- Extract to read:
* start *

In this short clip, just over two minutes long, from Al-Jazeera, posted two years ago in 2016, Tariq Bezley reports on the first test flight by the Indian Space Agency of their space shuttle. The shuttle was launched into space on top of a rocket fired from India’s launch facility north of Chenai. The craft separated from the rocket at an altitude of 70 km and re-entered the Earth’s atmosphere, which heated it up to 2,000 degrees.

A female scientist speaking for the Observer Research Foundation, Rajeswari P Rajagopalan talks on the video about how it was necessary to test the shuttle’s heat shield.

Besley states that so far only the US, USSR, Japan and Europe have launched reusable shuttles. He states that NASA’s Space Shuttle flew 135 missions in 30 years before it was finally decommissioned. It has been replaced by the US air forces X-37B test vehicle. This unmanned vehicle was on its third mission, and had been up there for a year. However, the secrecy surrounding its missions have provoked speculation that it is a spy satellite, or is being tested to deliver weapons from space.

He then goes on to discuss the Dreamchaser, the spaceplane being developed by the private Sierra Nevada firm to service the International Space Station. Its first flight is planned for 2019. India’s space shuttle is in a much earlier stage of development, and it’s estimated that it’ll be 10 or 15 years before it is ready to fly.

Besley also discusses how India successfully put a spacecraft in orbit around Mars in 2014, becoming the first Asian nation to do so.

Rajagopan states that China has flourishing military space programme, which is a direct challenge to India, and India has to respond if it is not to be left lagging behind.

Further tests will be carried out on the Indian spacecraft, including on the supersonic scramjet engine which the Indians hope will one day power the spaceplane. The Indians say that their Mars mission cost a tenth of that of other missions to the Red Planet. Besley concludes that if their space shuttle can achieve the same savings, space travel will become much more affordable for all.

A number of countries have developed plans for different spaceplanes. The Russians had their own version of the Space Shuttle, Buran, which looked exactly like the American. It has been mothballed since the Fall of the USSR and has never flown. The French designed a small spaceplane, Hermes, which was to go on top of their Ariane rocket in the 1990s. This was very much like the American Dynosoar spaceplane proposed in the 1950s, but never actually built. The Germans also designed a spaceplane, Sanger, named after one of their leading rocket scientists. This would consist of two craft, a larger plane acting as a first stage, which would piggy-back a second plane into orbit.

* end *

- Listing:

* start *

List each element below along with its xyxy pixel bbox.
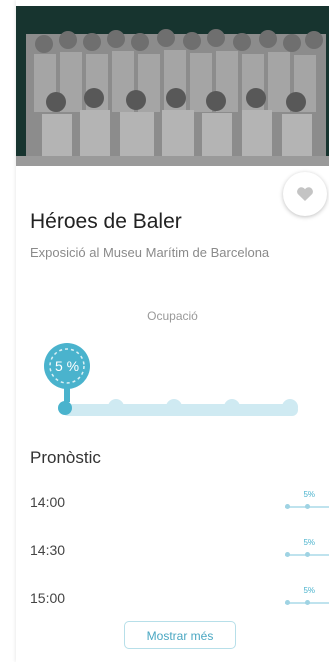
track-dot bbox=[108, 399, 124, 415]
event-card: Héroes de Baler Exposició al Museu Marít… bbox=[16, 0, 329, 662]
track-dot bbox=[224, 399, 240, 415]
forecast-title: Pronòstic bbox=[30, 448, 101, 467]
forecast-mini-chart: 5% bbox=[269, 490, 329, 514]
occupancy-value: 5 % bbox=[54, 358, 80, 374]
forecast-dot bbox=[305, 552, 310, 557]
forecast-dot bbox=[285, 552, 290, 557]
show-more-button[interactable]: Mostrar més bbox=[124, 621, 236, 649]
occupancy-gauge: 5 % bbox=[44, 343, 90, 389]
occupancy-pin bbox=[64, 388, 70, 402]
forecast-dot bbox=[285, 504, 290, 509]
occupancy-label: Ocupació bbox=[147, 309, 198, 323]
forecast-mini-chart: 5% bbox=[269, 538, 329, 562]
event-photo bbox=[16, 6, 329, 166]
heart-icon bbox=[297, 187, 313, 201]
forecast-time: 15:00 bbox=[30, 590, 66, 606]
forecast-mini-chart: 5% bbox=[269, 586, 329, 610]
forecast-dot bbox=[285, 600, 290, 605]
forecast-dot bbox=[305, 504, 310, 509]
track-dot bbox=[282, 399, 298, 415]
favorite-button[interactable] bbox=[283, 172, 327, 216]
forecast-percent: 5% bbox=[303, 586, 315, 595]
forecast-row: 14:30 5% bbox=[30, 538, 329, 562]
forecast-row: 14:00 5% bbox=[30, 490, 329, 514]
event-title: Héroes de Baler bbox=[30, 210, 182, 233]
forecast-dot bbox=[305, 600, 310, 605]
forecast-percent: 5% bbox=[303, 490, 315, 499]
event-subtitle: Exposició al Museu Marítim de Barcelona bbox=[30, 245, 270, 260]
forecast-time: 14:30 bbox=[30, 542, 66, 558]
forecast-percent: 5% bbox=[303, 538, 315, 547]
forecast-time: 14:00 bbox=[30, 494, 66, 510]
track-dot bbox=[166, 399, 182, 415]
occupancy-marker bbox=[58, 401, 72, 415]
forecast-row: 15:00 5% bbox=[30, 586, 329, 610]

* end *

- Requirements:
(1) List the places that the text about India's space shuttle test names as having already launched reusable shuttles.
(2) Using the text about India's space shuttle test, say whether each statement agrees with it, answering yes or no and quoting the words that decide it: (a) The craft separated from the rocket at an altitude of 70 km. (b) NASA's Space Shuttle flew 135 missions over 20 years. (c) Buran made one flight before it was mothballed.
(3) Carry on the text about India's space shuttle test and other spaceplanes, starting after its last sentence.
The records come from a different source than the text.

- Responses:
(1) The US, the USSR, Japan, Europe

(2)
(a) Yes: "The craft separated from the rocket at an altitude of 70 km"
(b) No: "NASA’s Space Shuttle flew 135 missions in 30 years"
(c) No: "It has been mothballed since the Fall of the USSR and has never flown."

(3)
And then there was the British HOTOL project of the 1980s which also used airbreathing ramjet engines to take the plane into space. This was never completed because of problems with those same engines. The technology has since been perfected, and a new British spaceplane, Skylon, has been developed. It has been forecast that it will come into service sometime in the next few years, possibly flying from spaceport launch sites in Cornwall or Scotland.

The video shows how sophisticated India’s space programme is, and I’ve no doubt that their entry into space will lower launch costs significantly. While the American shuttle was an amazing piece of engineering, it was massively expensive. It only became competitive as a launch vehicle against Ariane and the other rockets because it was heavily subsidized by the American government.

I look forward to the development of India’s spaceplane and that country joining the US and Russia in launching manned space missions. Perhaps if more countries develop reusable spacecraft, humanity will at last enter a real age of crewed space exploration and colonization.

Paintings of British Spaceplane MUSTARD

December 28, 2017

This is awesome. It’s another couple of piccies from the SF art page, 70sscifiart, and it’s one of the entries for the 18th June 2017. They’re illustrations from a book on space about the MUSTARD spaceplane, a reusable space vehicle designed in 1964 by the British Aerospace Corporation. The scientists and engineers, who designed it realised that it was wasteful and expensive to build rockets that would last only for a single mission, before being mostly discarded.

Their solution, MUSTARD, effectively consists of three spaceplanes linked together. There’s the main craft, which flies into space, and two supporting planes, which serve to provide fuel to the main craft, helping it reach orbital velocity. When their fuel was used up, they broke away from the main plane, and flew back to Earth.

I first came across the MUSTARD project in an issue of the space/ science fiction magazine New Voyager back in the early 80s. This described the project, and interviewed some of the scientists and engineers involved. I think the problem with it is that it was probably far too far ahead of its time. I can remember reading that they estimated that the vehicle would start breaking even after 50 journeys. Now, looking at the economics of the space shuttle, that’s probably acceptable today. The only way the Space Shuttle remained competitive compared to the other launch vehicles developed by the Russians, the Europeans, India, China and Japan is because its subsidized by the American government. If you left it to market forces, it’d be uncompetitive. It’s another example of the way market forces are absolutely wonderful, but only so long as they don’t hurt big business and the ‘national interest’.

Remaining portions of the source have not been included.